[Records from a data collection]
———

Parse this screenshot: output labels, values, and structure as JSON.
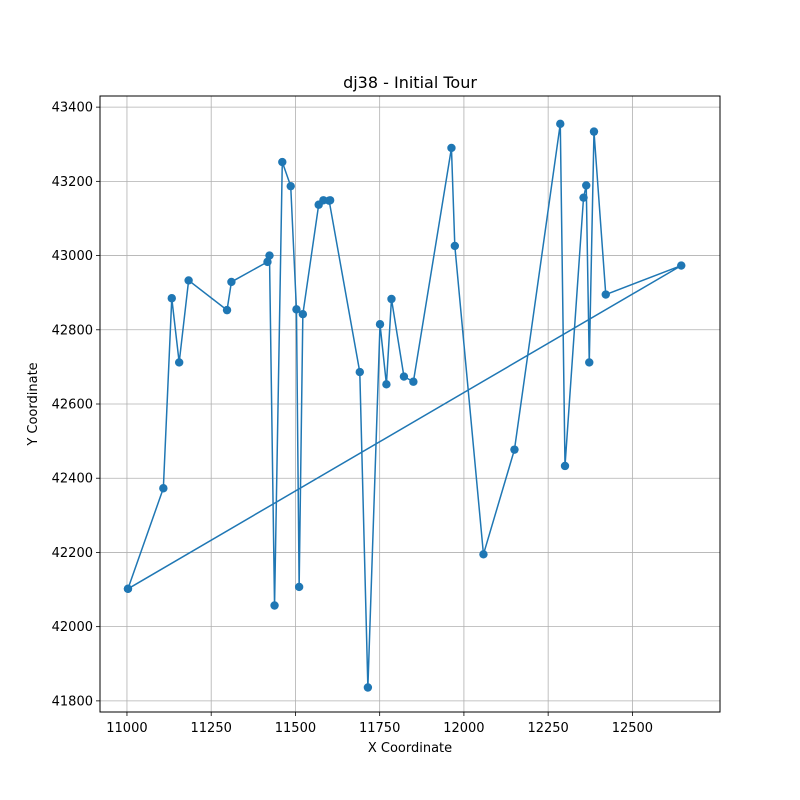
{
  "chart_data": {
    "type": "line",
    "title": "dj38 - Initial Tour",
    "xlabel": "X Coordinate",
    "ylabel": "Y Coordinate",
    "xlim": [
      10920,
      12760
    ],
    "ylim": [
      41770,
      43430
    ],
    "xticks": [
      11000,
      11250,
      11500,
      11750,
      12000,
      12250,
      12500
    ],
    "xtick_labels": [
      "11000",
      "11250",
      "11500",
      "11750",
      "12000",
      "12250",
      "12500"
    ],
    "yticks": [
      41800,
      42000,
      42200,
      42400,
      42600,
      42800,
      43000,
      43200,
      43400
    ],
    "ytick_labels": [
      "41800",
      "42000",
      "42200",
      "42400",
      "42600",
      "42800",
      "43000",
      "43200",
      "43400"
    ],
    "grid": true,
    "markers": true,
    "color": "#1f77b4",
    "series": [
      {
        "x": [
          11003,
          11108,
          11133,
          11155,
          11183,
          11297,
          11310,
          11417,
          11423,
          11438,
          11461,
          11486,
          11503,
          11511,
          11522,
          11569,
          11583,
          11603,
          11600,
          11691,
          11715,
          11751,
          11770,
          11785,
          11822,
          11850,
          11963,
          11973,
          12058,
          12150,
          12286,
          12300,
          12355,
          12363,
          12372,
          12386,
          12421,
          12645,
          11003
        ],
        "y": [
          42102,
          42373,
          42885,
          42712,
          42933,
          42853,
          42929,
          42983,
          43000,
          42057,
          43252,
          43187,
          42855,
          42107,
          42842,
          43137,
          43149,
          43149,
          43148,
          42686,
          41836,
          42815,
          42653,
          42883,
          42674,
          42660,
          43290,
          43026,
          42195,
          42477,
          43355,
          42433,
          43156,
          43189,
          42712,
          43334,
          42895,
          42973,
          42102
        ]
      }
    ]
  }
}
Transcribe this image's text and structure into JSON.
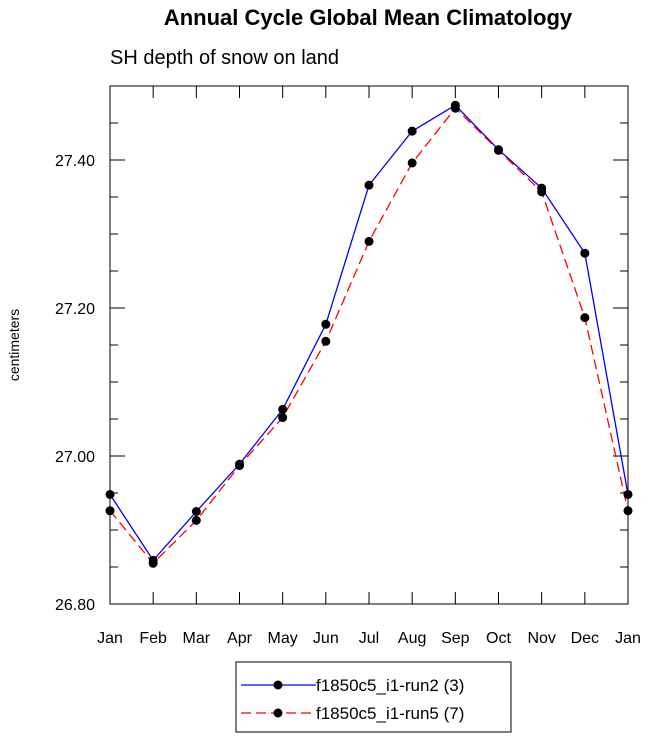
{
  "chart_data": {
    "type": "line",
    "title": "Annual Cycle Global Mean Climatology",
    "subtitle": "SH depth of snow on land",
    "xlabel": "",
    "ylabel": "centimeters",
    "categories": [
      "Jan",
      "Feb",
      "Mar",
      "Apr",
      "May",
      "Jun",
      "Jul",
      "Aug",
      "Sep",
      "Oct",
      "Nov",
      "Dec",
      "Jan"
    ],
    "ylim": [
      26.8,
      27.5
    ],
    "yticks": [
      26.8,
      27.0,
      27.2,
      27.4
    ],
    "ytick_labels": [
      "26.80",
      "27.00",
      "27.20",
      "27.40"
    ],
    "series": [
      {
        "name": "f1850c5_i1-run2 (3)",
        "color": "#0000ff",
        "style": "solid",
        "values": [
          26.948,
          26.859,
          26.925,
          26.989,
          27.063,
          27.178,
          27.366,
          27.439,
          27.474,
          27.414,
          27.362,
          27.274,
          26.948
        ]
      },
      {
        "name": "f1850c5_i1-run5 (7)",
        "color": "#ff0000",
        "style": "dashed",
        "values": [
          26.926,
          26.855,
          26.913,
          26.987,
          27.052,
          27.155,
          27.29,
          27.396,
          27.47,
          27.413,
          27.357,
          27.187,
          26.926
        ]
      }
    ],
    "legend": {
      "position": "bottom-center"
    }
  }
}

———

### [Problem to solve]
Keep the pictures out of the copy and return the rest of the data above exactly.

### [Final result]
Parse this screenshot: output labels, values, and structure as JSON.
{
  "chart_data": {
    "type": "line",
    "title": "dj38 - Initial Tour",
    "xlabel": "X Coordinate",
    "ylabel": "Y Coordinate",
    "xlim": [
      10920,
      12760
    ],
    "ylim": [
      41770,
      43430
    ],
    "xticks": [
      11000,
      11250,
      11500,
      11750,
      12000,
      12250,
      12500
    ],
    "xtick_labels": [
      "11000",
      "11250",
      "11500",
      "11750",
      "12000",
      "12250",
      "12500"
    ],
    "yticks": [
      41800,
      42000,
      42200,
      42400,
      42600,
      42800,
      43000,
      43200,
      43400
    ],
    "ytick_labels": [
      "41800",
      "42000",
      "42200",
      "42400",
      "42600",
      "42800",
      "43000",
      "43200",
      "43400"
    ],
    "grid": true,
    "markers": true,
    "color": "#1f77b4",
    "series": [
      {
        "x": [
          11003,
          11108,
          11133,
          11155,
          11183,
          11297,
          11310,
          11417,
          11423,
          11438,
          11461,
          11486,
          11503,
          11511,
          11522,
          11569,
          11583,
          11603,
          11600,
          11691,
          11715,
          11751,
          11770,
          11785,
          11822,
          11850,
          11963,
          11973,
          12058,
          12150,
          12286,
          12300,
          12355,
          12363,
          12372,
          12386,
          12421,
          12645,
          11003
        ],
        "y": [
          42102,
          42373,
          42885,
          42712,
          42933,
          42853,
          42929,
          42983,
          43000,
          42057,
          43252,
          43187,
          42855,
          42107,
          42842,
          43137,
          43149,
          43149,
          43148,
          42686,
          41836,
          42815,
          42653,
          42883,
          42674,
          42660,
          43290,
          43026,
          42195,
          42477,
          43355,
          42433,
          43156,
          43189,
          42712,
          43334,
          42895,
          42973,
          42102
        ]
      }
    ]
  }
}
Transcribe this image's text and structure into JSON.
{
  "chart_data": {
    "type": "line",
    "title": "Annual Cycle Global Mean Climatology",
    "subtitle": "SH depth of snow on land",
    "xlabel": "",
    "ylabel": "centimeters",
    "categories": [
      "Jan",
      "Feb",
      "Mar",
      "Apr",
      "May",
      "Jun",
      "Jul",
      "Aug",
      "Sep",
      "Oct",
      "Nov",
      "Dec",
      "Jan"
    ],
    "ylim": [
      26.8,
      27.5
    ],
    "yticks": [
      26.8,
      27.0,
      27.2,
      27.4
    ],
    "ytick_labels": [
      "26.80",
      "27.00",
      "27.20",
      "27.40"
    ],
    "series": [
      {
        "name": "f1850c5_i1-run2 (3)",
        "color": "#0000ff",
        "style": "solid",
        "values": [
          26.948,
          26.859,
          26.925,
          26.989,
          27.063,
          27.178,
          27.366,
          27.439,
          27.474,
          27.414,
          27.362,
          27.274,
          26.948
        ]
      },
      {
        "name": "f1850c5_i1-run5 (7)",
        "color": "#ff0000",
        "style": "dashed",
        "values": [
          26.926,
          26.855,
          26.913,
          26.987,
          27.052,
          27.155,
          27.29,
          27.396,
          27.47,
          27.413,
          27.357,
          27.187,
          26.926
        ]
      }
    ],
    "legend": {
      "position": "bottom-center"
    }
  }
}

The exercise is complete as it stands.